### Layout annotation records
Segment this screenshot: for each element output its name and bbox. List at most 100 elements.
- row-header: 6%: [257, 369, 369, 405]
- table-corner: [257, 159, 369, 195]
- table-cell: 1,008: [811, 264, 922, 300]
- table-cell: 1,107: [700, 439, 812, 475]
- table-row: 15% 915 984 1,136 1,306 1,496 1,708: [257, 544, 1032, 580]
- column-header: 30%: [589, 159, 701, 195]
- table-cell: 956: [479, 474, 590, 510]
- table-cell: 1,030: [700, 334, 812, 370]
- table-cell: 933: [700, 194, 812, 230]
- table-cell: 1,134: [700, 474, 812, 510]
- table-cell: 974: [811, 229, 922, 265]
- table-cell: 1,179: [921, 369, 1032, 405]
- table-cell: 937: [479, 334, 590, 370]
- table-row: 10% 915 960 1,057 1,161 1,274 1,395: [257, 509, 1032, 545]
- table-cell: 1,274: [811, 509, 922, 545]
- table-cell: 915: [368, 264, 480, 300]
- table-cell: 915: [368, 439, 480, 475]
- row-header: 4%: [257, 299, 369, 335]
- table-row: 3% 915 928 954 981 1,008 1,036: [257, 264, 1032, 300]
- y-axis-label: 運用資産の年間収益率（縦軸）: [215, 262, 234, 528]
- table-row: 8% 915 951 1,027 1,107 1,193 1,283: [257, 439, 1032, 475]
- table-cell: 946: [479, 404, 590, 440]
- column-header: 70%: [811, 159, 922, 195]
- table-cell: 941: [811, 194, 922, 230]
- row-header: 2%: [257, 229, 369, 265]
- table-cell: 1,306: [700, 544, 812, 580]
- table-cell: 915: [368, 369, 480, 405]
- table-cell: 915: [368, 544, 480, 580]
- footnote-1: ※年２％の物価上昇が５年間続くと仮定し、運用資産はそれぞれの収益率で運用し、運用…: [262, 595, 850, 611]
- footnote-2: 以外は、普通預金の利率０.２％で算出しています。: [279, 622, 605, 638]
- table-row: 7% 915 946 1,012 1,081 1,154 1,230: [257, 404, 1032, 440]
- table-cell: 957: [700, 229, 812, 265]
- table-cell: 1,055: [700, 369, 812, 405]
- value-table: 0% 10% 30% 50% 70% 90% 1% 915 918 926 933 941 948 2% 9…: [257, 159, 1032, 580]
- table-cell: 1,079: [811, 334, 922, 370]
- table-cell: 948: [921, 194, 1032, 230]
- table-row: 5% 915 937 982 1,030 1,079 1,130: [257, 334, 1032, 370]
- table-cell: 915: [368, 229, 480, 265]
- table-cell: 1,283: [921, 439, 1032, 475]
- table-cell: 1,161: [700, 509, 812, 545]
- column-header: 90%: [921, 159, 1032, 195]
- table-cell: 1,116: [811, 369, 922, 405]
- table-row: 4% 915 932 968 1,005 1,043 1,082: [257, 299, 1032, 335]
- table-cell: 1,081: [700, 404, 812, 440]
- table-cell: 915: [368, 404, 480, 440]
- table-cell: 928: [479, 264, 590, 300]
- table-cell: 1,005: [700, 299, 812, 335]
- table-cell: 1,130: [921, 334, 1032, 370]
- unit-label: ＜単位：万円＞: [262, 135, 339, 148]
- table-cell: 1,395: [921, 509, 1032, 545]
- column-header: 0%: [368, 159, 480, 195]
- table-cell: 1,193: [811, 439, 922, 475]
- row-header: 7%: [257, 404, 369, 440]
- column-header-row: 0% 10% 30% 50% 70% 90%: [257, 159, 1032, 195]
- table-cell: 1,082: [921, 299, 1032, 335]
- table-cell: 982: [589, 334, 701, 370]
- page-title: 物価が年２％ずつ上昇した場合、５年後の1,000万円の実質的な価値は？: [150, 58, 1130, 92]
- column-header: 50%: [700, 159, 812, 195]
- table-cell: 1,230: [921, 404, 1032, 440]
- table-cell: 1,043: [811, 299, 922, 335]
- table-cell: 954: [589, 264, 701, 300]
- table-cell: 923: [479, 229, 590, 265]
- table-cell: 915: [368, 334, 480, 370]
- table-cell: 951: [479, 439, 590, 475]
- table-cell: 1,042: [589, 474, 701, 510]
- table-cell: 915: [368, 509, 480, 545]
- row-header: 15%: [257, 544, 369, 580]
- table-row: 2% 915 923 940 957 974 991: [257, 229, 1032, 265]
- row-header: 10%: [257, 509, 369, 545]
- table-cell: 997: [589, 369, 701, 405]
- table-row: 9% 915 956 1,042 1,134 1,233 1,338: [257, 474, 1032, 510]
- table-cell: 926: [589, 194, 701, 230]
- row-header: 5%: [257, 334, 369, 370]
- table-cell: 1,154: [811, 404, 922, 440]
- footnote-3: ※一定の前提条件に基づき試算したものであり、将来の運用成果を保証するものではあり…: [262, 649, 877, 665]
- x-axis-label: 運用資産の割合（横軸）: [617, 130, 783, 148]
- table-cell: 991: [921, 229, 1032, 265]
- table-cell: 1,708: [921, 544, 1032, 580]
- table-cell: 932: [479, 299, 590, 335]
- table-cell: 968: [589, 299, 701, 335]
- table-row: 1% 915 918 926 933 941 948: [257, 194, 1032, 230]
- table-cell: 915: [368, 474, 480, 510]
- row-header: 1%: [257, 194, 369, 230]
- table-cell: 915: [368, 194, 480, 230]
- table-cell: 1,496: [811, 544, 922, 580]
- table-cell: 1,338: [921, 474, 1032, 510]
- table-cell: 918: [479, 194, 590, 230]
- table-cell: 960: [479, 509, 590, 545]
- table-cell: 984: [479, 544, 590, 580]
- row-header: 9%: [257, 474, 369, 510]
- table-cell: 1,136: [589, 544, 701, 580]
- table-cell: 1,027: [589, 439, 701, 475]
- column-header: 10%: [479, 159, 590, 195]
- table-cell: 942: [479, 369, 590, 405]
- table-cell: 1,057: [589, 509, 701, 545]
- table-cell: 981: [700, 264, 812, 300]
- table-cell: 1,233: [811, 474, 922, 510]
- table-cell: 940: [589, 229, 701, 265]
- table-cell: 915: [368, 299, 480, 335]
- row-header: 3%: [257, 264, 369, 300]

### Aim
Reproduce the material above word for word, from its first line through the line containing "- table-row: 5%", with that line included.

### Exercise answer
Segment this screenshot: for each element output its name and bbox. List at most 100 elements.
- row-header: 6%: [257, 369, 369, 405]
- table-corner: [257, 159, 369, 195]
- table-cell: 1,008: [811, 264, 922, 300]
- table-cell: 1,107: [700, 439, 812, 475]
- table-row: 15% 915 984 1,136 1,306 1,496 1,708: [257, 544, 1032, 580]
- column-header: 30%: [589, 159, 701, 195]
- table-cell: 956: [479, 474, 590, 510]
- table-cell: 1,030: [700, 334, 812, 370]
- table-cell: 933: [700, 194, 812, 230]
- table-cell: 1,134: [700, 474, 812, 510]
- table-cell: 974: [811, 229, 922, 265]
- table-cell: 1,179: [921, 369, 1032, 405]
- table-cell: 937: [479, 334, 590, 370]
- table-row: 10% 915 960 1,057 1,161 1,274 1,395: [257, 509, 1032, 545]
- table-cell: 1,274: [811, 509, 922, 545]
- table-cell: 915: [368, 264, 480, 300]
- table-cell: 915: [368, 439, 480, 475]
- row-header: 4%: [257, 299, 369, 335]
- table-row: 3% 915 928 954 981 1,008 1,036: [257, 264, 1032, 300]
- y-axis-label: 運用資産の年間収益率（縦軸）: [215, 262, 234, 528]
- table-row: 8% 915 951 1,027 1,107 1,193 1,283: [257, 439, 1032, 475]
- table-cell: 946: [479, 404, 590, 440]
- column-header: 70%: [811, 159, 922, 195]
- table-cell: 941: [811, 194, 922, 230]
- row-header: 2%: [257, 229, 369, 265]
- table-cell: 1,306: [700, 544, 812, 580]
- table-cell: 915: [368, 369, 480, 405]
- table-cell: 915: [368, 544, 480, 580]
- footnote-1: ※年２％の物価上昇が５年間続くと仮定し、運用資産はそれぞれの収益率で運用し、運用…: [262, 595, 850, 611]
- footnote-2: 以外は、普通預金の利率０.２％で算出しています。: [279, 622, 605, 638]
- table-row: 7% 915 946 1,012 1,081 1,154 1,230: [257, 404, 1032, 440]
- table-cell: 957: [700, 229, 812, 265]
- table-cell: 1,055: [700, 369, 812, 405]
- value-table: 0% 10% 30% 50% 70% 90% 1% 915 918 926 933 941 948 2% 9…: [257, 159, 1032, 580]
- table-cell: 1,079: [811, 334, 922, 370]
- table-cell: 948: [921, 194, 1032, 230]
- table-row: 5% 915 937 982 1,030 1,079 1,130: [257, 334, 1032, 370]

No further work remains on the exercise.